Text passage:
RESNA 26th International Annual Confence

Technology & Disability: Research, Design, Practice & Policy

June 19 to June 23, 2003
Atlanta, Georgia


Lin Ma, Dr. Richard C. Simpson,
Dr. Marcus J. Huber, LieLa Garcia
Dept. of Rehab. Science & Technology, University of Pittsburgh, Pittsburgh, PA 15260
Intelligent Reasoning Systems,
4976 Kasseb Drive, Oceanside, CA 92056
Freedom Scientific Blind/Low Vision Group,
31st Court North, St.Petersburgh, FL 33716 


The goal of the intelligent screen reader project is to increase the effectiveness of screen readers in accessing information on the world wide web (WWW). The design and current status of the software are presented in this paper. Future work includes continuing development of the software and evaluating the software with visually impaired users.


Currently, only 46% of individuals of working age (21-64 years old) with visual impairments are employed [1]. A survey performed by Earl and Leventhal found that many screen reader users had difficulty performing tasks associated with web browsing, which is a critical computer skill [2]. Another study revealed that visually impaired computer users were significantly slower at performing several web-browsing tasks compared to able-bodied users [3]. Thus, a screen reader that provides effective information access will benefit visually impaired users in the domains of education and employment.


There are many screen readers in today's market, such as JAWS for Windows, IBM's homepage reader, and Window-Eyes, and a lot of active research focus on making computer more accessible to people who are blind [4] [5] [6]. But none of the current products or research incorporates knowledge about what the user is actually doing. JAWS does provide a mechanism to adapt its behavior, called scripts. Unfortunately, the scripting language is very complex, so most users never take advantage of it. We want to develop software that (1) observes what the user is doing, (2) creates a script that can perform that task automatically in the future, and (3) tells the user when a script exists that is relevant to what the user is doing manually.



Figure 1. Overview of Intelligent Screen Reader Software
Figure 1 shows the overview picture of the intelligent screen reader project.  The JAWS macro recorder will record users actions during web browsing and save them as scripts in the script library. These observations will be fed into Plan Recognition Engine. The Plan Recognition Engine then uses Plan Recognition Networks (PRNs) in the PRN Library to predict the user's intention based on observations of the user's actions captured by JAWS. The Automated Synthesis of Plan Recognition Networks (ASPRN) generates PRNs by using the scripts in the script library. The Script Generation Interface (SGI) makes use of the plan recognized by the Plan Recognition Engine and outputs an optimized script. This script will be added into the script library for future use.

The components of the system are shown in Figure 1. The script library will be built to store scripts that perform common tasks. Two kinds of scripts are collected into the library. Small scripts perform basic task units such as following a link or looking for a keyword. These task units will be very useful in the script generation and dynamic plan recognition process. Large scripts in the library record higher-level tasks such as retrieving a weather forecast or finding the price of a stock.

The Script Generation Interface (SGI) is capable of generating a script from a list of users actions with or without intervention from the user. It takes a "raw" JAWS script file (created by a Macro Recorder built into JAWS) as input and outputs an optimized script. The SGI allows the user to manually modify and optimize the script line by line. It also provides automatic script generation using Plan Recognition Networks (PRNs), which can reduce a set of lines into a single equivalent function call. The user interface of the SGI is shown in Fig. 2.

Dataset records:
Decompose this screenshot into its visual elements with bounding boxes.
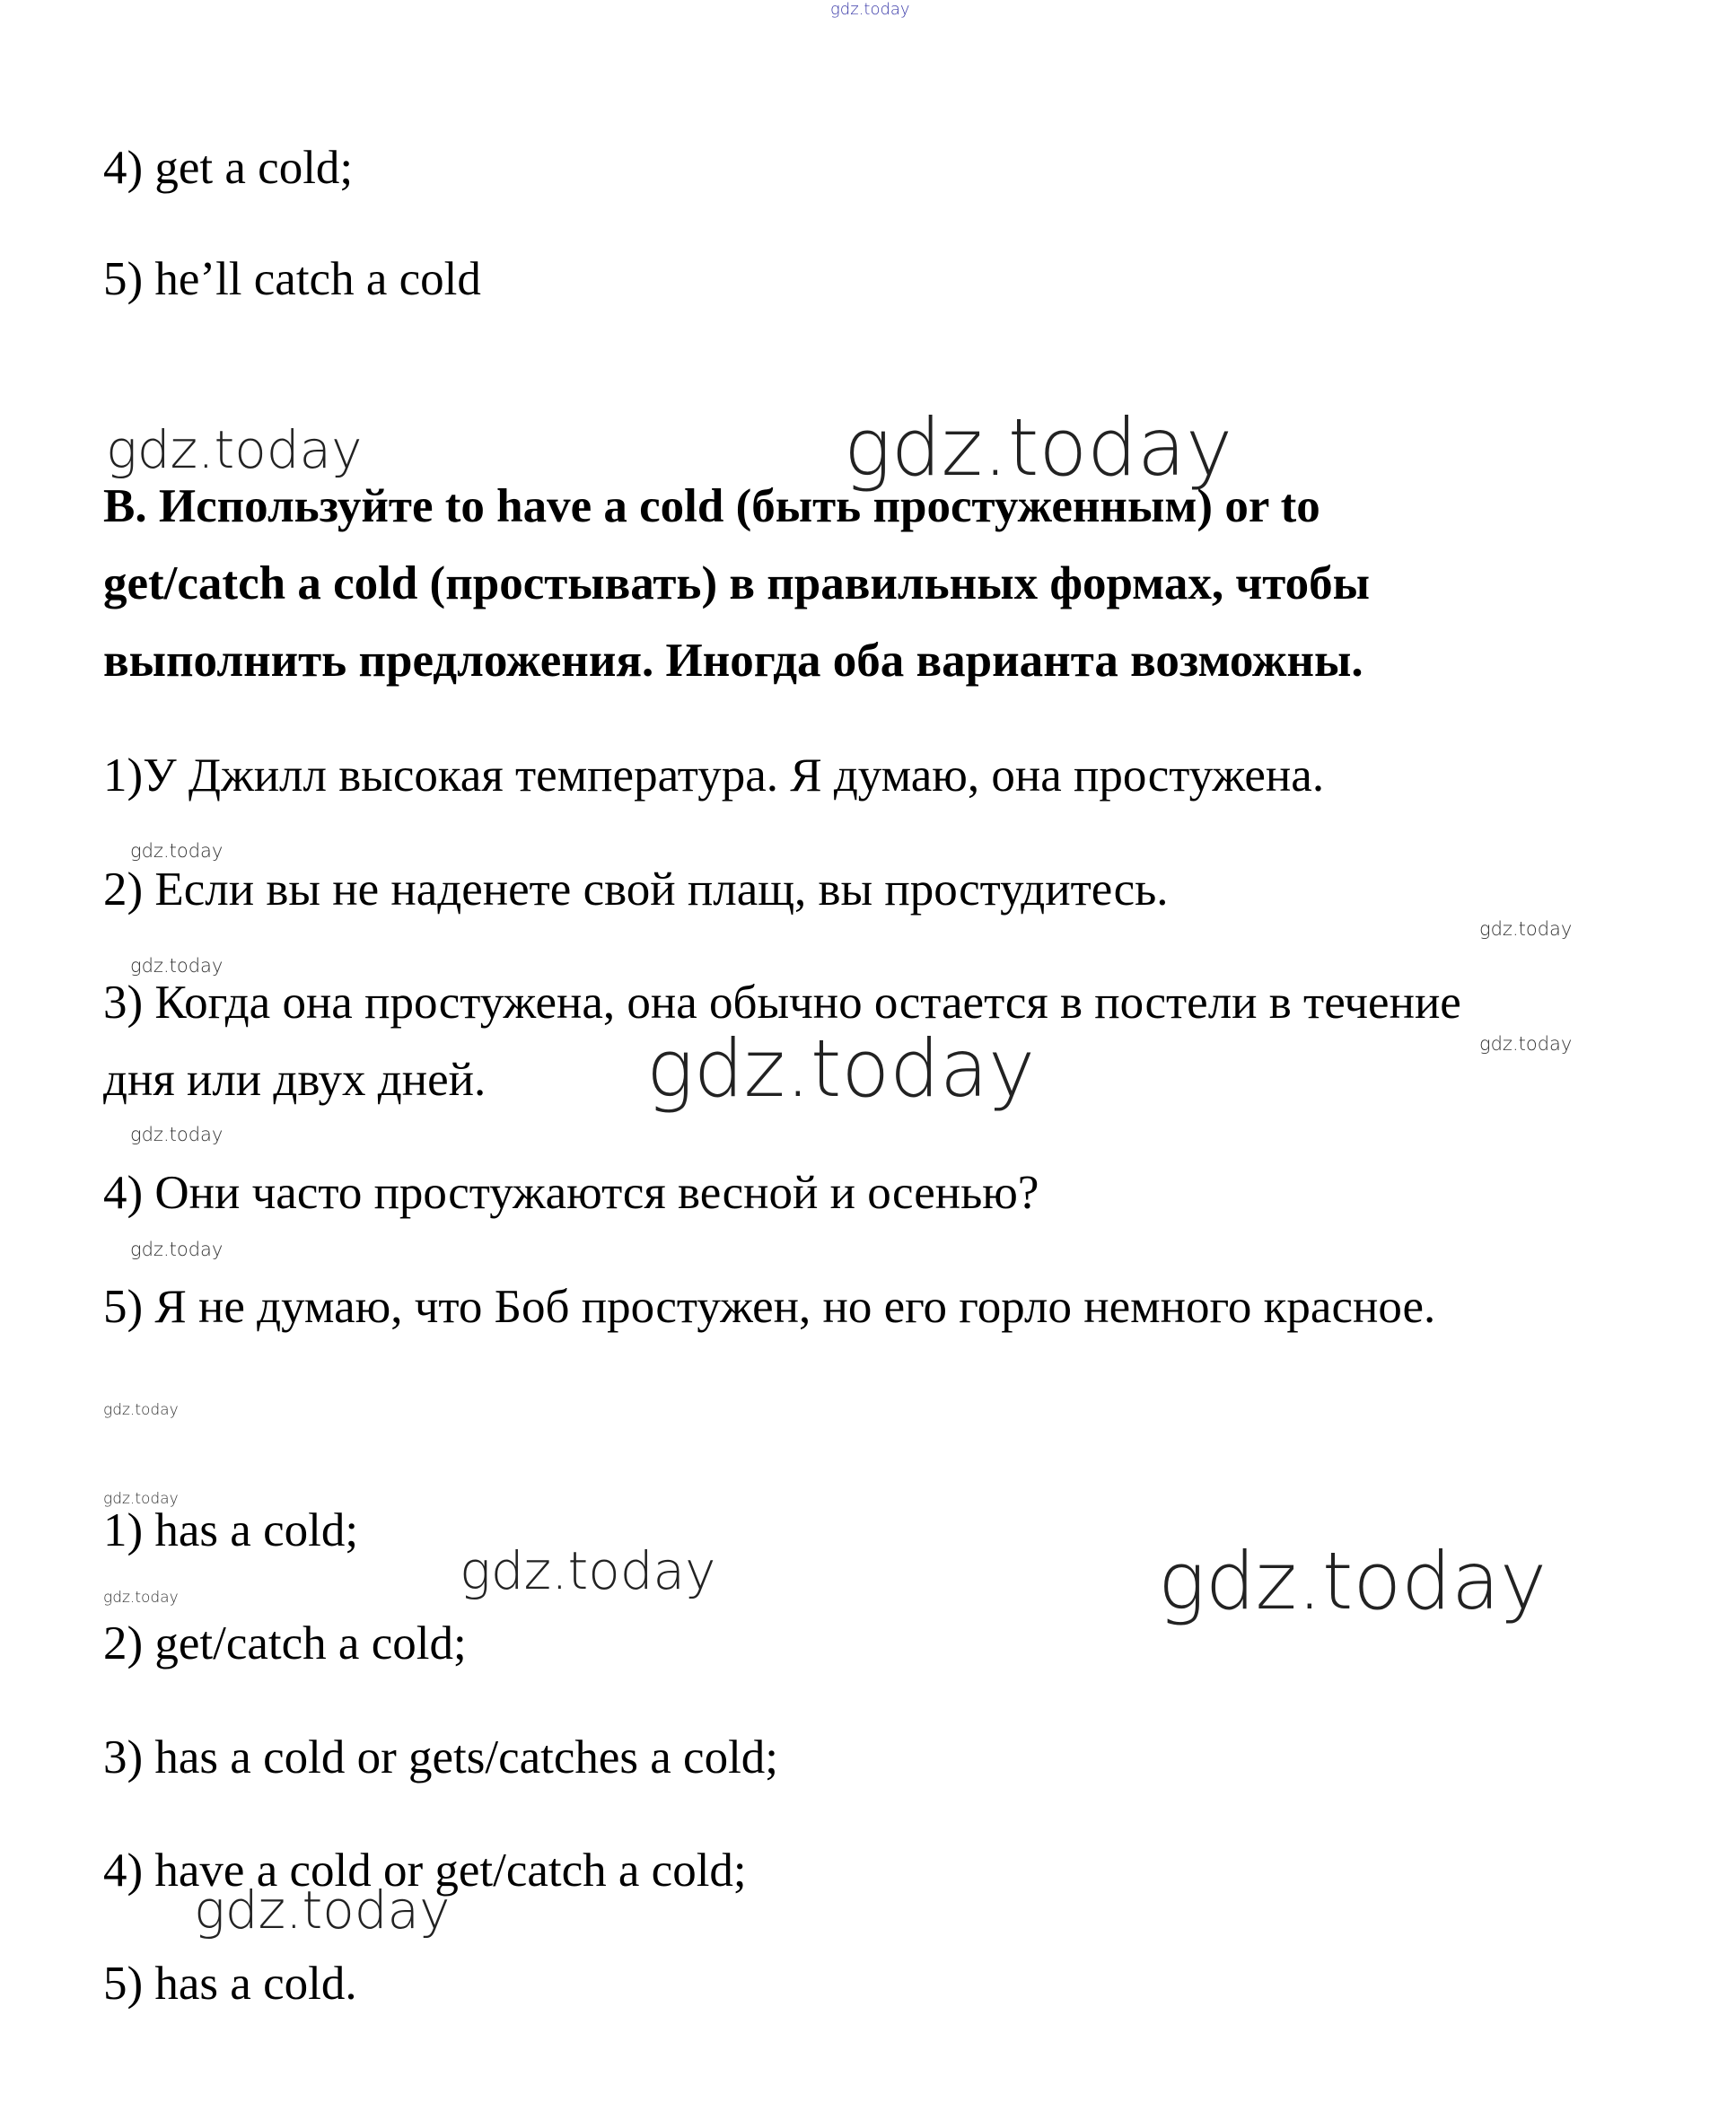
watermark-small: gdz.today [130, 1124, 224, 1145]
watermark-small: gdz.today [130, 955, 224, 977]
heading-line: B. Используйте to have a cold (быть простуженным) or to [103, 480, 1320, 532]
watermark-large: gdz.today [1158, 1535, 1547, 1627]
sentence-item: 1)У Джилл высокая температура. Я думаю, она простужена. [103, 749, 1325, 802]
watermark-large: gdz.today [844, 401, 1233, 494]
sentence-item: 3) Когда она простужена, она обычно остается в постели в течение [103, 977, 1461, 1029]
watermark-large: gdz.today [646, 1022, 1036, 1115]
answer-line: 3) has a cold or gets/catches a cold; [103, 1731, 779, 1783]
watermark-tiny: gdz.today [103, 1490, 179, 1508]
answer-line: 2) get/catch a cold; [103, 1617, 467, 1669]
watermark-small: gdz.today [1479, 1033, 1573, 1055]
sentence-item: 2) Если вы не наденете свой плащ, вы простудитесь. [103, 863, 1169, 916]
watermark-small: gdz.today [1479, 918, 1573, 940]
answer-line: 5) has a cold. [103, 1958, 357, 2010]
watermark-top: gdz.today [830, 0, 910, 19]
answer-line: 4) have a cold or get/catch a cold; [103, 1845, 747, 1897]
answer-line: 4) get a cold; [103, 142, 354, 194]
watermark-medium: gdz.today [460, 1540, 716, 1601]
answer-line: 1) has a cold; [103, 1504, 359, 1556]
heading-line: get/catch a cold (простывать) в правильных формах, чтобы [103, 557, 1371, 609]
sentence-item: 4) Они часто простужаются весной и осенью? [103, 1167, 1039, 1219]
watermark-tiny: gdz.today [103, 1589, 179, 1607]
watermark-medium: gdz.today [106, 419, 363, 480]
heading-line: выполнить предложения. Иногда оба варианта возможны. [103, 635, 1363, 687]
answer-line: 5) he’ll catch a cold [103, 253, 481, 305]
watermark-tiny: gdz.today [103, 1401, 179, 1419]
watermark-small: gdz.today [130, 1239, 224, 1260]
watermark-small: gdz.today [130, 840, 224, 862]
sentence-item: 5) Я не думаю, что Боб простужен, но его горло немного красное. [103, 1281, 1436, 1333]
watermark-medium: gdz.today [194, 1880, 451, 1941]
sentence-item: дня или двух дней. [103, 1054, 487, 1106]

Jobs:
**a)** Reproduce the stretch of the intelligent screen reader paper from "Currently, only 46%" through "education and employment.".
**b)** Write the next part of the intelligent screen reader paper, picking up after its last sentence.

Written responses:
**a)**
Currently, only 46% of individuals of working age (21-64 years old) with visual impairments are employed [1]. A survey performed by Earl and Leventhal found that many screen reader users had difficulty performing tasks associated with web browsing, which is a critical computer skill [2]. Another study revealed that visually impaired computer users were significantly slower at performing several web-browsing tasks compared to able-bodied users [3]. Thus, a screen reader that provides effective information access will benefit visually impaired users in the domains of education and employment.

**b)**
The Automated Synthesis of Plan Recognition Networks (ASPRN), developed by Intelligent Reasoning Systems, provides a powerful representation and reasoning scheme for plan recognition. It is a collection of theories and algorithms that takes a script representation as input and outputs a specially-constructed belief network (known as Plan Recognition Networks). An example of a simple script representation and its PRN is shown in Fig.3.

The Plan Recognition Engine uses PRNs in the PRN Library to predict the user's intention based on observations of the user's actions captured by JAWS. Once it finds a script that matches the observed actions with high probability, it will prompt the user that there is a script which closely matches his or her current activity. The user can then modify the existing script or use it unchanged. Scripts can be added into the script library for future use.


The following components have been developed to date.

Macro Recorder

A macro recorder that can record all the user's keystrokes as well as some events (such as waiting for a new window to be brought up) has been implemented by Freedom Scientific. The macros are saved as JAWS script files and playback can be triggered by an assigned hot key combination. The scripts generated by the macro recorder serve as the observations of user behavior used by the Plan Recognition Engine.

Script Generation Interface (SGI)

The SGI, developed by University of Pittsburgh, now has both features of manual and automatic script generation. For example (see Fig.2), suppose a user performs several Tab keys to a specific link, then presses the Enter key to follow the link, and then waits for the new web page to be displayed. The SGI realizes that the user is most likely performing a "follow-link" task and replaces the original subset with a single scriptcalled "Perform Script FollowLink( )".


As indicated in the design and development sections, there is still much work to be done. Future work will include three main aspects. First, the dynamic plan recognition feature needs to be implemented in SGI. Second, the components of the system need to be fully integrated with each other. And finally, we would like to evaluate the developed software by carrying out user trials. The hypothesis of the testing is that users of the intelligent JAWS screen reader will take significantly shorter time than that of users of the regular JAWS screen reader in performing typical web browsing tasks.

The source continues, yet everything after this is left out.